EXERCISE DESCRIPTION
Which lines hold the word "Bias"? Copy each of them.
□ □ □ □ □ □ □
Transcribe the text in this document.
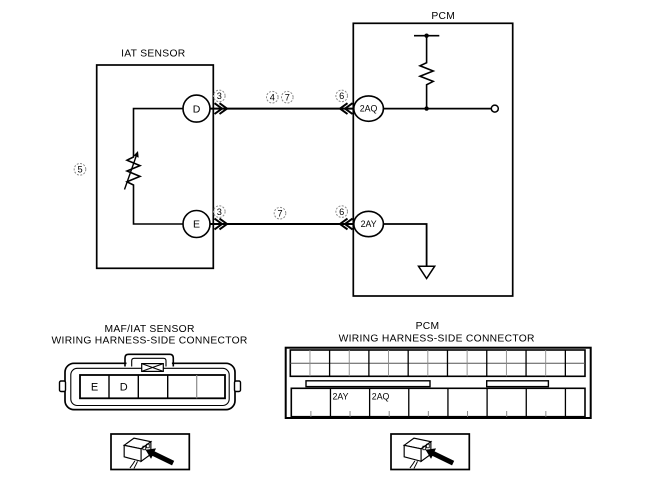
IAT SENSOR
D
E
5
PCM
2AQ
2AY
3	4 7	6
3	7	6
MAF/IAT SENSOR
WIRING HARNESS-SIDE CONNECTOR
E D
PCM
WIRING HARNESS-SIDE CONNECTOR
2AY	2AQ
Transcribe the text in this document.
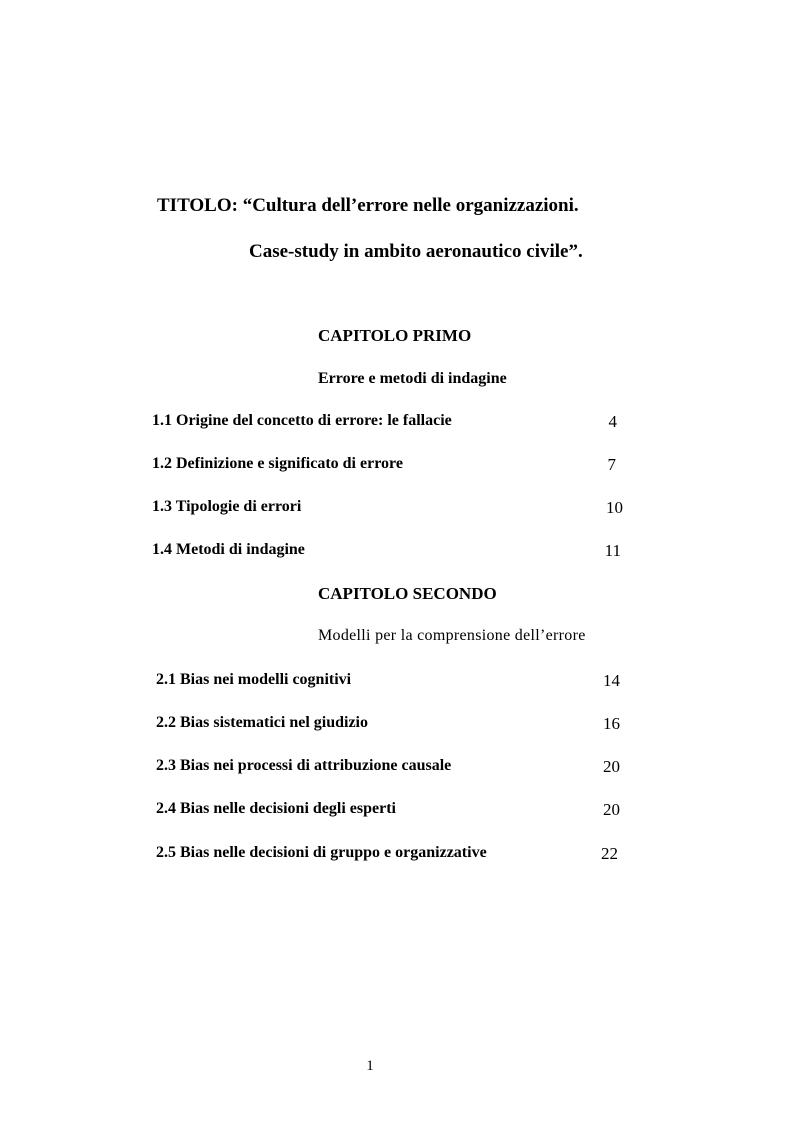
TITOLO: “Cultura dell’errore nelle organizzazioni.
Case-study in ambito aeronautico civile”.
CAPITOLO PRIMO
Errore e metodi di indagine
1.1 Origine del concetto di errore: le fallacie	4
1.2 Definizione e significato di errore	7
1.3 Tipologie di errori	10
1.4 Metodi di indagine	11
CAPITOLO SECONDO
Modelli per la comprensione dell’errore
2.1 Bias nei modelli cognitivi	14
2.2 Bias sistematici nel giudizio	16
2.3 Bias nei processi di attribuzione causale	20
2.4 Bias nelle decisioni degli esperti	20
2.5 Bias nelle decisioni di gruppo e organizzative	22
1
□ □ □ □ □ □ □
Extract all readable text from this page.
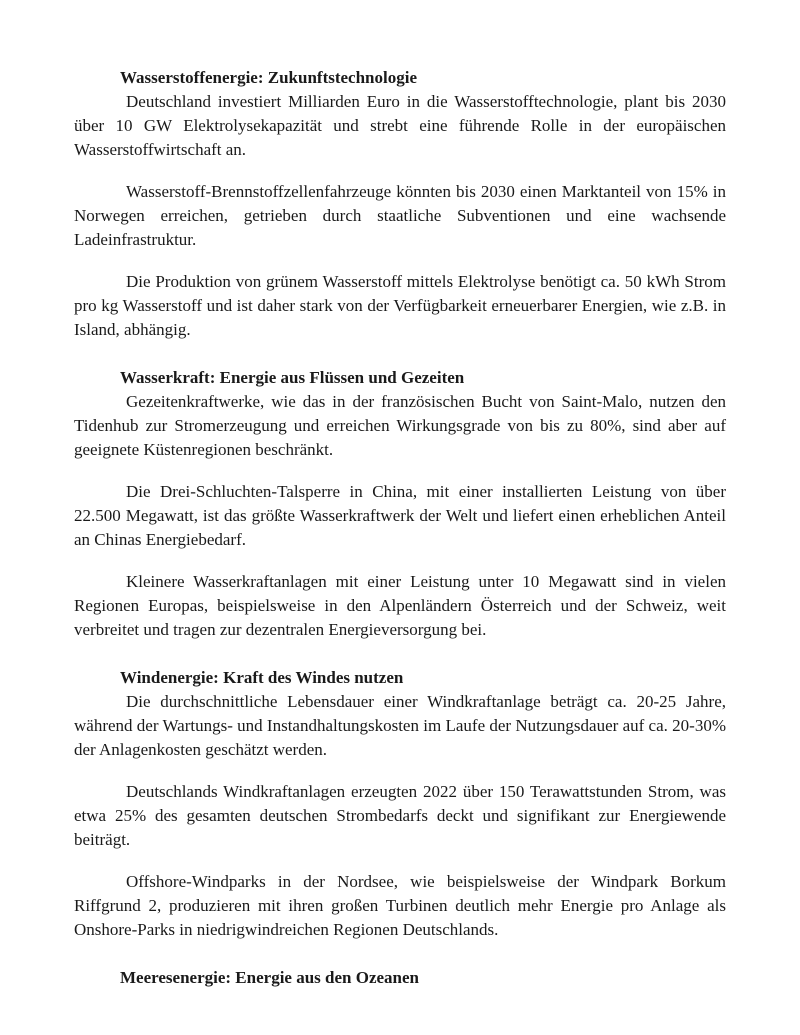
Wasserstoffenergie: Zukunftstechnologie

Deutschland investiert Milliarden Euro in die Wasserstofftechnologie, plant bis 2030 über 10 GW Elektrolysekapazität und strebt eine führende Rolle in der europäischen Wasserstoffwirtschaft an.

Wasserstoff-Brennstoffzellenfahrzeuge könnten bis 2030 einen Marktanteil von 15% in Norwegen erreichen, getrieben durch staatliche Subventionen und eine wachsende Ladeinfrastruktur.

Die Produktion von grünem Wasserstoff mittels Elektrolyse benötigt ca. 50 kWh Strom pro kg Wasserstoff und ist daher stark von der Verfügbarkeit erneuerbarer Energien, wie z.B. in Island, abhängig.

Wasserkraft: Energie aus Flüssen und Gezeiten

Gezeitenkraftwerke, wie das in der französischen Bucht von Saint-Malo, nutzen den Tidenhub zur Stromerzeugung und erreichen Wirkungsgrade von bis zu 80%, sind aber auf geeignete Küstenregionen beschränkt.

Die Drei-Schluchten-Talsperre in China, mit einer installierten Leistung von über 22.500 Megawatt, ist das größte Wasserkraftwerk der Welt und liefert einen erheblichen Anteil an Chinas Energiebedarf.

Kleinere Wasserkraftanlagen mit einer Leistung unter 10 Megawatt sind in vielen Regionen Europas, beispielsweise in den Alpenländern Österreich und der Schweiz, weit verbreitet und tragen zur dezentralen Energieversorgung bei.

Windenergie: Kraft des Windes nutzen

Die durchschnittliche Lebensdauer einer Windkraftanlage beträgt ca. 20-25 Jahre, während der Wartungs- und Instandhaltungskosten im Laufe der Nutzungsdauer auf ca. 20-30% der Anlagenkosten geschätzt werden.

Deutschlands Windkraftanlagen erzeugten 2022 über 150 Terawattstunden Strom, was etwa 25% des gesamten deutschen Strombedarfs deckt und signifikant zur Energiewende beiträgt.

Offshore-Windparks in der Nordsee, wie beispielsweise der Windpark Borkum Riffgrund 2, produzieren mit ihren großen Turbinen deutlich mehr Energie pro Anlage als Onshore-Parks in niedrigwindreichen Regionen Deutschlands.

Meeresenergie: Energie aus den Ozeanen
□ □ □ □ □ □ □
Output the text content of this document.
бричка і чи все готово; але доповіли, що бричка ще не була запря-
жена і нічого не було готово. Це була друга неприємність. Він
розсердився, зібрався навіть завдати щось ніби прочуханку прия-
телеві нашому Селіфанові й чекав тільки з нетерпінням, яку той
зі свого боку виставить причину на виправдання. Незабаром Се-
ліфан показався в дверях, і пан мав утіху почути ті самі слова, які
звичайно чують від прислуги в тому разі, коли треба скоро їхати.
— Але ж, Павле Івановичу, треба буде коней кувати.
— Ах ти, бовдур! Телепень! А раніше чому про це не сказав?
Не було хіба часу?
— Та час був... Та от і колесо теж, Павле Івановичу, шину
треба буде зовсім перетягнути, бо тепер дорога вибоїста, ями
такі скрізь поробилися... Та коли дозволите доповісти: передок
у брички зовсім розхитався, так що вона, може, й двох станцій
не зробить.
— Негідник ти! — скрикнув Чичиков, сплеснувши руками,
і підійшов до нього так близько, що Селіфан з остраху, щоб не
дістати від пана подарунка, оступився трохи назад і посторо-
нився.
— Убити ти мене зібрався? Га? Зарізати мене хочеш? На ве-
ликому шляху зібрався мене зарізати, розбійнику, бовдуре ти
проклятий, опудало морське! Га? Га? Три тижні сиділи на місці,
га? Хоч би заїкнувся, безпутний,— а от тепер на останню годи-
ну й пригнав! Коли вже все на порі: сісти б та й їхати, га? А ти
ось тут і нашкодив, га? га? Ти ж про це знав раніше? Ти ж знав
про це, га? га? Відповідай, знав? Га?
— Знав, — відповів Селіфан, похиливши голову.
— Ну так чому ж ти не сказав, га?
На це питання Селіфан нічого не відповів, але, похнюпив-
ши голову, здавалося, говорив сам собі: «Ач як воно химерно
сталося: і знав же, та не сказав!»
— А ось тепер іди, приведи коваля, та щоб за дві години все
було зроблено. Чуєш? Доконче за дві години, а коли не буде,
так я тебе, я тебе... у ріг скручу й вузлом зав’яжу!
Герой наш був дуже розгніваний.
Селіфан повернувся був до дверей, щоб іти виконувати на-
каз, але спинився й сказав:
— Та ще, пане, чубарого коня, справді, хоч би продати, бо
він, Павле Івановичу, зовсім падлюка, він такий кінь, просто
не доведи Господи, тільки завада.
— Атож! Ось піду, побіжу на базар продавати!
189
□ □ □ □ □ □ □
ANSWER FOR THE TASK
2.1 Bias nei modelli cognitivi	14
2.2 Bias sistematici nel giudizio	16
2.3 Bias nei processi di attribuzione causale	20
2.4 Bias nelle decisioni degli esperti	20
2.5 Bias nelle decisioni di gruppo e organizzative	22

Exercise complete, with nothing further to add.